**WORK INSTRUCTIONS**
Leave out the pictures and copy the remaining records exactly.

§

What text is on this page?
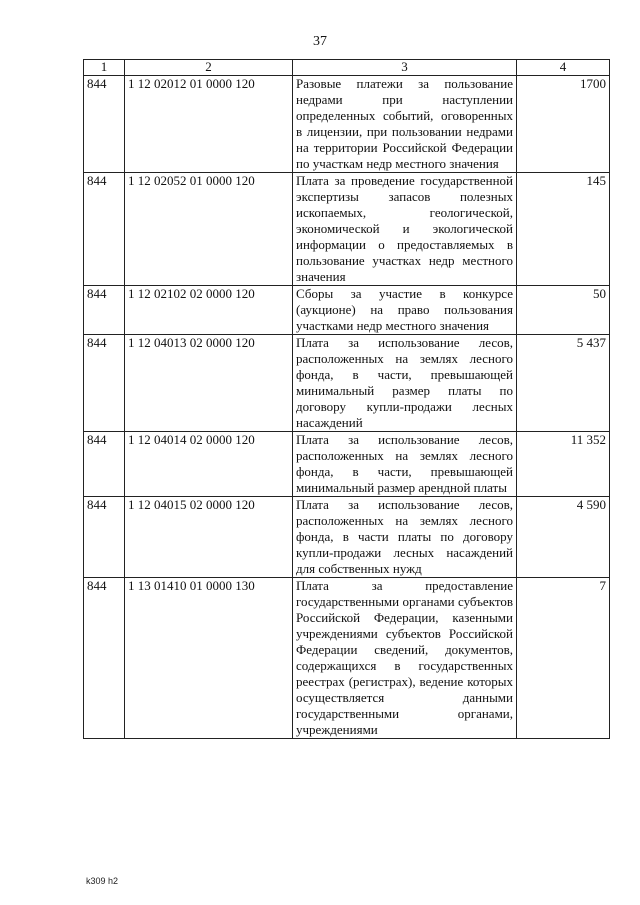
37
1	2	3	4
844	1 12 02012 01 0000 120	Разовые платежи за пользование недрами при наступлении определенных событий, оговоренных в лицензии, при пользовании недрами на территории Российской Федерации по участкам недр местного значения	1700
844	1 12 02052 01 0000 120	Плата за проведение государственной экспертизы запасов полезных ископаемых, геологической, экономической и экологической информации о предоставляемых в пользование участках недр местного значения	145
844	1 12 02102 02 0000 120	Сборы за участие в конкурсе (аукционе) на право пользования участками недр местного значения	50
844	1 12 04013 02 0000 120	Плата за использование лесов, расположенных на землях лесного фонда, в части, превышающей минимальный размер платы по договору купли-продажи лесных насаждений	5 437
844	1 12 04014 02 0000 120	Плата за использование лесов, расположенных на землях лесного фонда, в части, превышающей минимальный размер арендной платы	11 352
844	1 12 04015 02 0000 120	Плата за использование лесов, расположенных на землях лесного фонда, в части платы по договору купли-продажи лесных насаждений для собственных нужд	4 590
844	1 13 01410 01 0000 130	Плата за предоставление государственными органами субъектов Российской Федерации, казенными учреждениями субъектов Российской Федерации сведений, документов, содержащихся в государственных реестрах (регистрах), ведение которых осуществляется данными государственными органами, учреждениями	7
k309 h2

§

**TASK SOLUTION**
What text is on this page?
37
1	2	3	4
844	1 12 02012 01 0000 120	Разовые платежи за пользование недрами при наступлении определенных событий, оговоренных в лицензии, при пользовании недрами на территории Российской Федерации по участкам недр местного значения	1700
844	1 12 02052 01 0000 120	Плата за проведение государственной экспертизы запасов полезных ископаемых, геологической, экономической и экологической информации о предоставляемых в пользование участках недр местного значения	145
844	1 12 02102 02 0000 120	Сборы за участие в конкурсе (аукционе) на право пользования участками недр местного значения	50
844	1 12 04013 02 0000 120	Плата за использование лесов, расположенных на землях лесного фонда, в части, превышающей минимальный размер платы по договору купли-продажи лесных насаждений	5 437
844	1 12 04014 02 0000 120	Плата за использование лесов, расположенных на землях лесного фонда, в части, превышающей минимальный размер арендной платы	11 352
844	1 12 04015 02 0000 120	Плата за использование лесов, расположенных на землях лесного фонда, в части платы по договору купли-продажи лесных насаждений для собственных нужд	4 590
844	1 13 01410 01 0000 130	Плата за предоставление государственными органами субъектов Российской Федерации, казенными учреждениями субъектов Российской Федерации сведений, документов, содержащихся в государственных реестрах (регистрах), ведение которых осуществляется данными государственными органами, учреждениями	7
k309 h2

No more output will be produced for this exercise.